>> BEGIN

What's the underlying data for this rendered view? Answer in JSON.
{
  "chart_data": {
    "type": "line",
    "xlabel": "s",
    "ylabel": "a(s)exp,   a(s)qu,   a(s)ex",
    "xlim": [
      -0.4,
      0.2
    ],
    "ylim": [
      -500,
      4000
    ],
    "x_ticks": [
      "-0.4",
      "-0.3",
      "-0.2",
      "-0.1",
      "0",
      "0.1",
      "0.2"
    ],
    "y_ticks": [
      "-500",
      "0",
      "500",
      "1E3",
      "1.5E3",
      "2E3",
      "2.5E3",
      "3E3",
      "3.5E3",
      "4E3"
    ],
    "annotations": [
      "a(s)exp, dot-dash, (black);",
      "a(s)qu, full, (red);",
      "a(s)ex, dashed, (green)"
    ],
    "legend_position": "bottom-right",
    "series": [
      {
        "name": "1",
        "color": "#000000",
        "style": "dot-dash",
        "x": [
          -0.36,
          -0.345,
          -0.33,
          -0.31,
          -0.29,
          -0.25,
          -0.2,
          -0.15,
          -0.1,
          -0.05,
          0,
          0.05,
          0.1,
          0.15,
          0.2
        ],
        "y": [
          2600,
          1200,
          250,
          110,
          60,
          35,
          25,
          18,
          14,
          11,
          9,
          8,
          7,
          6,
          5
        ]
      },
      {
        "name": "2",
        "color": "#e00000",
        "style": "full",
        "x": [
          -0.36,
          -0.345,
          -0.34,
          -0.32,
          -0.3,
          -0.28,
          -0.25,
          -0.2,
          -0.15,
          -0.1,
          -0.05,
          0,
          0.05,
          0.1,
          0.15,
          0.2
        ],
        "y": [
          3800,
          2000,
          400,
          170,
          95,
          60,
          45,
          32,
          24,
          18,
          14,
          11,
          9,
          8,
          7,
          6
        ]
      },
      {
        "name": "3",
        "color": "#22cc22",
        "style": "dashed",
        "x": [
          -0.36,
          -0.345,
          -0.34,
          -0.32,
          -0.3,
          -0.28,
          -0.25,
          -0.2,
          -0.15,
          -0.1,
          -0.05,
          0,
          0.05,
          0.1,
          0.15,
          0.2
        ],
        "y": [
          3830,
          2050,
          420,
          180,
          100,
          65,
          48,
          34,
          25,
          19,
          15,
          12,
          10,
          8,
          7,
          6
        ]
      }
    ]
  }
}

>> END

» **Task to carry out**:
Using the listing, collect all lines in which the string "style" is found.

» **Right answer**:
        "style": "dot-dash",
        "style": "full",
        "style": "dashed",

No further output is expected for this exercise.